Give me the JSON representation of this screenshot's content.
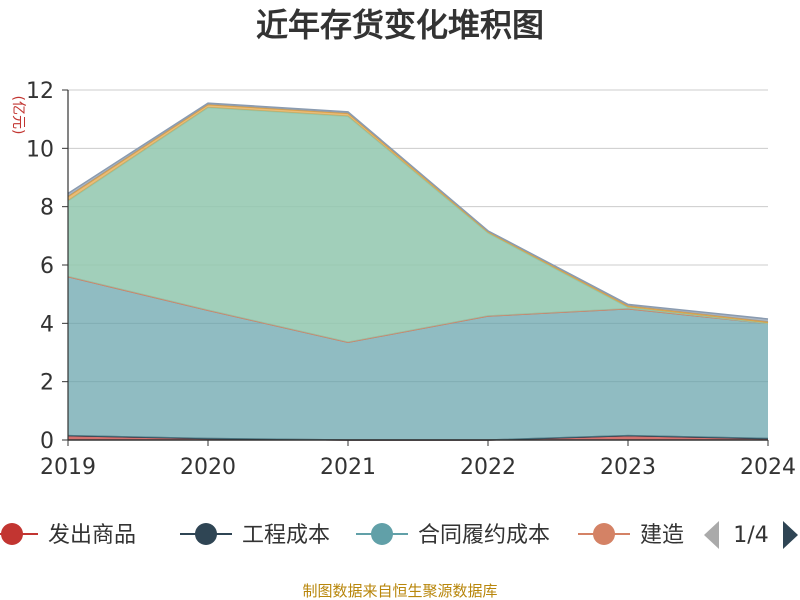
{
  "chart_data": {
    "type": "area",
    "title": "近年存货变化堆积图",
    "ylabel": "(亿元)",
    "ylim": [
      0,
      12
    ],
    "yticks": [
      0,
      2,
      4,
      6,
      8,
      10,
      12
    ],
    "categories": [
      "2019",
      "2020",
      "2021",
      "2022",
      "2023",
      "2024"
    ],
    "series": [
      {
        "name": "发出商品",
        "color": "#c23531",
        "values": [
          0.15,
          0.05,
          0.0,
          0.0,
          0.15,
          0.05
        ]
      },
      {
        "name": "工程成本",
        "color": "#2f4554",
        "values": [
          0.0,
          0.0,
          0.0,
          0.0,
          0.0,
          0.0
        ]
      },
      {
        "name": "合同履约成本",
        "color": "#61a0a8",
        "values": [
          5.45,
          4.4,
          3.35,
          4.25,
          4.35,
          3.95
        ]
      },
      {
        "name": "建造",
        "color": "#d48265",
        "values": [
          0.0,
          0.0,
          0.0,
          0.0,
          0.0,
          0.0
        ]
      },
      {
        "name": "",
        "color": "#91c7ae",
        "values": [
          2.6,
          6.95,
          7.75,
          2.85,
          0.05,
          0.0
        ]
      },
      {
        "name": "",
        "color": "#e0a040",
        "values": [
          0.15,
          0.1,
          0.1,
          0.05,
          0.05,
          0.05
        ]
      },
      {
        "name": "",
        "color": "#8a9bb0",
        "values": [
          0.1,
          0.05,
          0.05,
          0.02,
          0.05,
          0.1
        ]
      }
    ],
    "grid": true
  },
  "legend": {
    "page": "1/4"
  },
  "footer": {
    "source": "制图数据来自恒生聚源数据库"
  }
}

◇ ◇ ◇

Every line above should be returned exactly; the pictures stay out.

Give me the JSON representation of this screenshot's content.
{
  "chart_data": {
    "type": "area",
    "title": "近年存货变化堆积图",
    "ylabel": "(亿元)",
    "ylim": [
      0,
      12
    ],
    "yticks": [
      0,
      2,
      4,
      6,
      8,
      10,
      12
    ],
    "categories": [
      "2019",
      "2020",
      "2021",
      "2022",
      "2023",
      "2024"
    ],
    "series": [
      {
        "name": "发出商品",
        "color": "#c23531",
        "values": [
          0.15,
          0.05,
          0.0,
          0.0,
          0.15,
          0.05
        ]
      },
      {
        "name": "工程成本",
        "color": "#2f4554",
        "values": [
          0.0,
          0.0,
          0.0,
          0.0,
          0.0,
          0.0
        ]
      },
      {
        "name": "合同履约成本",
        "color": "#61a0a8",
        "values": [
          5.45,
          4.4,
          3.35,
          4.25,
          4.35,
          3.95
        ]
      },
      {
        "name": "建造",
        "color": "#d48265",
        "values": [
          0.0,
          0.0,
          0.0,
          0.0,
          0.0,
          0.0
        ]
      },
      {
        "name": "",
        "color": "#91c7ae",
        "values": [
          2.6,
          6.95,
          7.75,
          2.85,
          0.05,
          0.0
        ]
      },
      {
        "name": "",
        "color": "#e0a040",
        "values": [
          0.15,
          0.1,
          0.1,
          0.05,
          0.05,
          0.05
        ]
      },
      {
        "name": "",
        "color": "#8a9bb0",
        "values": [
          0.1,
          0.05,
          0.05,
          0.02,
          0.05,
          0.1
        ]
      }
    ],
    "grid": true
  },
  "legend": {
    "page": "1/4"
  },
  "footer": {
    "source": "制图数据来自恒生聚源数据库"
  }
}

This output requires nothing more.